GOAL OF THE EXERCISE =>
Rewrite each line of the records below as a row in a Markdown table with the columns "Row" and "Line", numbering the rows and skipping any blank lines.

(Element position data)
((
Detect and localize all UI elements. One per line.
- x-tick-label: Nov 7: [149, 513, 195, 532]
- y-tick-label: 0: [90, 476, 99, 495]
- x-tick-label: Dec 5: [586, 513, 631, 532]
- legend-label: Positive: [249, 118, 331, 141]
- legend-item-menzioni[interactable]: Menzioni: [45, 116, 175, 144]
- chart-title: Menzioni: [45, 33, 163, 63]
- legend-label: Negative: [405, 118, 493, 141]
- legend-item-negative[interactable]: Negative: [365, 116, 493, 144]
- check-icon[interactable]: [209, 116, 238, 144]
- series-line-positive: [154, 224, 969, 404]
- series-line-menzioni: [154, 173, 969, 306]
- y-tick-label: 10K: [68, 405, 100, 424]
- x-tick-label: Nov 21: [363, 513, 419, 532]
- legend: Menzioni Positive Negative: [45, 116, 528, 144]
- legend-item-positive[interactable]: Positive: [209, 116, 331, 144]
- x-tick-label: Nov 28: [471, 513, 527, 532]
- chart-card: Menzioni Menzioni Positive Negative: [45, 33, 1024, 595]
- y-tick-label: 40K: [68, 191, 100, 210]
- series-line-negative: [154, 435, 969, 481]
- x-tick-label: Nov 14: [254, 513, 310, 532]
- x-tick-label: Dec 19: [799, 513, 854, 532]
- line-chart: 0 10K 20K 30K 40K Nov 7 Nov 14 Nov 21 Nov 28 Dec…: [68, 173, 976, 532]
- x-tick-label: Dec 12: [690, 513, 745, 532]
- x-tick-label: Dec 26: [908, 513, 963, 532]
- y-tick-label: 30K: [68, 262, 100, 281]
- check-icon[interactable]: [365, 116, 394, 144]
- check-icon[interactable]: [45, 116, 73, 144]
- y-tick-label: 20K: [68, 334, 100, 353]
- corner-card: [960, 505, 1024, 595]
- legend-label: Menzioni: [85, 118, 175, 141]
))
TASK ANSWER =>
| Row | Line |
|---|---|
| 1 | Detect and localize all UI elements. One per line. |
| 2 | - x-tick-label: Nov 7: [149, 513, 195, 532] |
| 3 | - y-tick-label: 0: [90, 476, 99, 495] |
| 4 | - x-tick-label: Dec 5: [586, 513, 631, 532] |
| 5 | - legend-label: Positive: [249, 118, 331, 141] |
| 6 | - legend-item-menzioni[interactable]: Menzioni: [45, 116, 175, 144] |
| 7 | - chart-title: Menzioni: [45, 33, 163, 63] |
| 8 | - legend-label: Negative: [405, 118, 493, 141] |
| 9 | - legend-item-negative[interactable]: Negative: [365, 116, 493, 144] |
| 10 | - check-icon[interactable]: [209, 116, 238, 144] |
| 11 | - series-line-positive: [154, 224, 969, 404] |
| 12 | - series-line-menzioni: [154, 173, 969, 306] |
| 13 | - y-tick-label: 10K: [68, 405, 100, 424] |
| 14 | - x-tick-label: Nov 21: [363, 513, 419, 532] |
| 15 | - legend: Menzioni Positive Negative: [45, 116, 528, 144] |
| 16 | - legend-item-positive[interactable]: Positive: [209, 116, 331, 144] |
| 17 | - x-tick-label: Nov 28: [471, 513, 527, 532] |
| 18 | - chart-card: Menzioni Menzioni Positive Negative: [45, 33, 1024, 595] |
| 19 | - y-tick-label: 40K: [68, 191, 100, 210] |
| 20 | - series-line-negative: [154, 435, 969, 481] |
| 21 | - x-tick-label: Nov 14: [254, 513, 310, 532] |
| 22 | - x-tick-label: Dec 19: [799, 513, 854, 532] |
| 23 | - line-chart: 0 10K 20K 30K 40K Nov 7 Nov 14 Nov 21 Nov 28 Dec…: [68, 173, 976, 532] |
| 24 | - x-tick-label: Dec 12: [690, 513, 745, 532] |
| 25 | - x-tick-label: Dec 26: [908, 513, 963, 532] |
| 26 | - y-tick-label: 30K: [68, 262, 100, 281] |
| 27 | - check-icon[interactable]: [365, 116, 394, 144] |
| 28 | - check-icon[interactable]: [45, 116, 73, 144] |
| 29 | - y-tick-label: 20K: [68, 334, 100, 353] |
| 30 | - corner-card: [960, 505, 1024, 595] |
| 31 | - legend-label: Menzioni: [85, 118, 175, 141] |